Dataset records
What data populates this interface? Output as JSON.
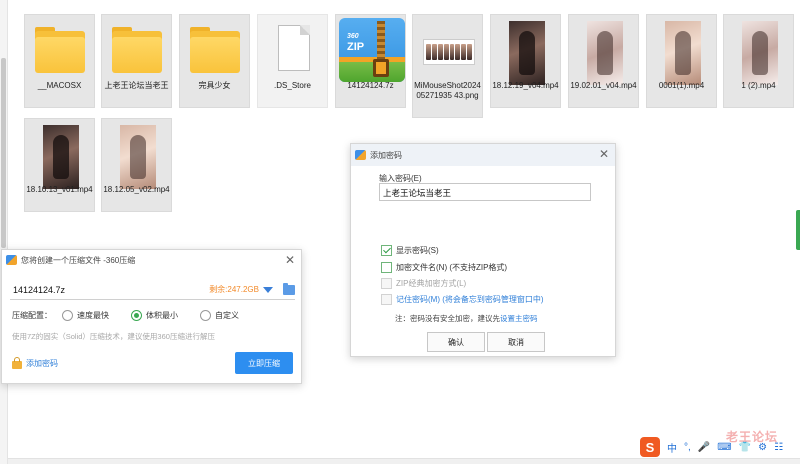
{
  "files": [
    {
      "name": "__MACOSX",
      "icon": "folder-icon"
    },
    {
      "name": "上老王论坛当老王",
      "icon": "folder-icon"
    },
    {
      "name": "完具少女",
      "icon": "folder-icon"
    },
    {
      "name": ".DS_Store",
      "icon": "file-icon"
    },
    {
      "name": "14124124.7z",
      "icon": "zip-archive-icon"
    },
    {
      "name": "MiMouseShot202405271935 43.png",
      "icon": "image-icon"
    },
    {
      "name": "18.12.19_v04.mp4",
      "icon": "video-thumbnail"
    },
    {
      "name": "19.02.01_v04.mp4",
      "icon": "video-thumbnail"
    },
    {
      "name": "0001(1).mp4",
      "icon": "video-thumbnail"
    },
    {
      "name": "1 (2).mp4",
      "icon": "video-thumbnail"
    },
    {
      "name": "18.10.13_v01.mp4",
      "icon": "video-thumbnail"
    },
    {
      "name": "18.12.05_v02.mp4",
      "icon": "video-thumbnail"
    }
  ],
  "create_dialog": {
    "title": "您将创建一个压缩文件 -360压缩",
    "file_name": "14124124.7z",
    "space_left": "剩余:247.2GB",
    "config_label": "压缩配置：",
    "options": [
      "速度最快",
      "体积最小",
      "自定义"
    ],
    "selected_option": "体积最小",
    "hint": "使用7Z的固实（Solid）压缩技术，建议使用360压缩进行解压",
    "add_password": "添加密码",
    "compress_now": "立即压缩"
  },
  "password_dialog": {
    "title": "添加密码",
    "input_label": "输入密码(E)",
    "password_value": "上老王论坛当老王",
    "show_password": "显示密码(S)",
    "show_password_checked": true,
    "encrypt_names": "加密文件名(N) (不支持ZIP格式)",
    "encrypt_names_checked": false,
    "zip_classic": "ZIP经典加密方式(L)",
    "remember_password": "记住密码(M) (将会备忘到密码管理窗口中)",
    "note_prefix": "注：密码没有安全加密，建议先",
    "note_link": "设置主密码",
    "ok": "确认",
    "cancel": "取消"
  },
  "ime": {
    "logo": "S",
    "items": [
      "中",
      "°,",
      "🎤",
      "⌨",
      "👕",
      "⚙",
      "☷"
    ]
  },
  "watermark": "老王论坛"
}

▶ The exercise:
Your task is to return the entries above exactly, with no pictures.

▶ The reply:
What data populates this interface? Output as JSON.
{
  "files": [
    {
      "name": "__MACOSX",
      "icon": "folder-icon"
    },
    {
      "name": "上老王论坛当老王",
      "icon": "folder-icon"
    },
    {
      "name": "完具少女",
      "icon": "folder-icon"
    },
    {
      "name": ".DS_Store",
      "icon": "file-icon"
    },
    {
      "name": "14124124.7z",
      "icon": "zip-archive-icon"
    },
    {
      "name": "MiMouseShot202405271935 43.png",
      "icon": "image-icon"
    },
    {
      "name": "18.12.19_v04.mp4",
      "icon": "video-thumbnail"
    },
    {
      "name": "19.02.01_v04.mp4",
      "icon": "video-thumbnail"
    },
    {
      "name": "0001(1).mp4",
      "icon": "video-thumbnail"
    },
    {
      "name": "1 (2).mp4",
      "icon": "video-thumbnail"
    },
    {
      "name": "18.10.13_v01.mp4",
      "icon": "video-thumbnail"
    },
    {
      "name": "18.12.05_v02.mp4",
      "icon": "video-thumbnail"
    }
  ],
  "create_dialog": {
    "title": "您将创建一个压缩文件 -360压缩",
    "file_name": "14124124.7z",
    "space_left": "剩余:247.2GB",
    "config_label": "压缩配置：",
    "options": [
      "速度最快",
      "体积最小",
      "自定义"
    ],
    "selected_option": "体积最小",
    "hint": "使用7Z的固实（Solid）压缩技术，建议使用360压缩进行解压",
    "add_password": "添加密码",
    "compress_now": "立即压缩"
  },
  "password_dialog": {
    "title": "添加密码",
    "input_label": "输入密码(E)",
    "password_value": "上老王论坛当老王",
    "show_password": "显示密码(S)",
    "show_password_checked": true,
    "encrypt_names": "加密文件名(N) (不支持ZIP格式)",
    "encrypt_names_checked": false,
    "zip_classic": "ZIP经典加密方式(L)",
    "remember_password": "记住密码(M) (将会备忘到密码管理窗口中)",
    "note_prefix": "注：密码没有安全加密，建议先",
    "note_link": "设置主密码",
    "ok": "确认",
    "cancel": "取消"
  },
  "ime": {
    "logo": "S",
    "items": [
      "中",
      "°,",
      "🎤",
      "⌨",
      "👕",
      "⚙",
      "☷"
    ]
  },
  "watermark": "老王论坛"
}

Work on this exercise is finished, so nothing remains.